* PROBLEM STATEMENT *
Below are some entries. Copy each line that holds the string "petróleo".

--------------------------------

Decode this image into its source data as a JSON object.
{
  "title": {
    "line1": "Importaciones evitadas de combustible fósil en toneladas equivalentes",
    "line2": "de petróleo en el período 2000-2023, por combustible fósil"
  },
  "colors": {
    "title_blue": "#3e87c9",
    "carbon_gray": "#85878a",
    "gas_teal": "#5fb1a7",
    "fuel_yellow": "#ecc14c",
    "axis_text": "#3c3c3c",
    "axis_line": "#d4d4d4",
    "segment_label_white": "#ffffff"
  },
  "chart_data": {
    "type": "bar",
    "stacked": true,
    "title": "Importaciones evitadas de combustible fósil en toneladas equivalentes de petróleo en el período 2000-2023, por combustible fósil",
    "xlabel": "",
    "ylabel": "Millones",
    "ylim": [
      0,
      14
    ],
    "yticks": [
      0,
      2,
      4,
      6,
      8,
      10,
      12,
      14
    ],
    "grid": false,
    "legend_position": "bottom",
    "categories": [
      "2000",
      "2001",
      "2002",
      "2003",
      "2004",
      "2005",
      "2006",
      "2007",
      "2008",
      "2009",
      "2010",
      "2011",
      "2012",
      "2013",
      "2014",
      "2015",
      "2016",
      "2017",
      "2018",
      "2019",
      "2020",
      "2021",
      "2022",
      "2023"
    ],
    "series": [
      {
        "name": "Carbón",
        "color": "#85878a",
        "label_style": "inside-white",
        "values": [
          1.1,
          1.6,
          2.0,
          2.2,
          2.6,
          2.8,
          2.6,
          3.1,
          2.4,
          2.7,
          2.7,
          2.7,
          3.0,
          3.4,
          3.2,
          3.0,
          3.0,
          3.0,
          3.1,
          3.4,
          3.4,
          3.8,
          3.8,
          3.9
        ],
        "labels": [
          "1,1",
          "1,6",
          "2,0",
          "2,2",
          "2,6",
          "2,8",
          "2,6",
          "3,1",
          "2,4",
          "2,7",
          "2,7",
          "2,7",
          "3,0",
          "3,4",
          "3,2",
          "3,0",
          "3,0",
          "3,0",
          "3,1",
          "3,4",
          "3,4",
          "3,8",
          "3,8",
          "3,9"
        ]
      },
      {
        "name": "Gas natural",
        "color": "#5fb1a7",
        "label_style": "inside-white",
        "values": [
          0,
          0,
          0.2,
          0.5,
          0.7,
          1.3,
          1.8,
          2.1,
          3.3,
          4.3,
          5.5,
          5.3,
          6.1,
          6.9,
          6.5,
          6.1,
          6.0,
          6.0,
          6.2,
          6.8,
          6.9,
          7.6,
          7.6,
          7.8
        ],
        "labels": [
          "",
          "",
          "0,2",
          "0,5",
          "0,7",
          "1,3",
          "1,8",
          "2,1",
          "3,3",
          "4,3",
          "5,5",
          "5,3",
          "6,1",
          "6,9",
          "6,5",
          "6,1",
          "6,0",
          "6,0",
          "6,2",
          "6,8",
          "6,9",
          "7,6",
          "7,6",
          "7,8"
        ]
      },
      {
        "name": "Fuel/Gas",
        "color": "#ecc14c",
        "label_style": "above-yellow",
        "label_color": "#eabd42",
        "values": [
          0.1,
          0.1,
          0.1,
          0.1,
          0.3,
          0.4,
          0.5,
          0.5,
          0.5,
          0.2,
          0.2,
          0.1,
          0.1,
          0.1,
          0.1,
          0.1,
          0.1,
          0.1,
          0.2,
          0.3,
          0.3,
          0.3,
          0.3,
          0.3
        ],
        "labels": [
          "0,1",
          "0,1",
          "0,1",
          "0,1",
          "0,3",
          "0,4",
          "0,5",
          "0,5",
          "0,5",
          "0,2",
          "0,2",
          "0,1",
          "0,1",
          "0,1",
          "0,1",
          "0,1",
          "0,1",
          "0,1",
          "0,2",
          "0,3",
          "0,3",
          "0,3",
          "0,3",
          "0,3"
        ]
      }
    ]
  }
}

--------------------------------

* RESPONSE TO THIS EXERCISE *
    "line2": "de petróleo en el período 2000-2023, por combustible fósil"
    "title": "Importaciones evitadas de combustible fósil en toneladas equivalentes de petróleo en el período 2000-2023, por combustible fósil",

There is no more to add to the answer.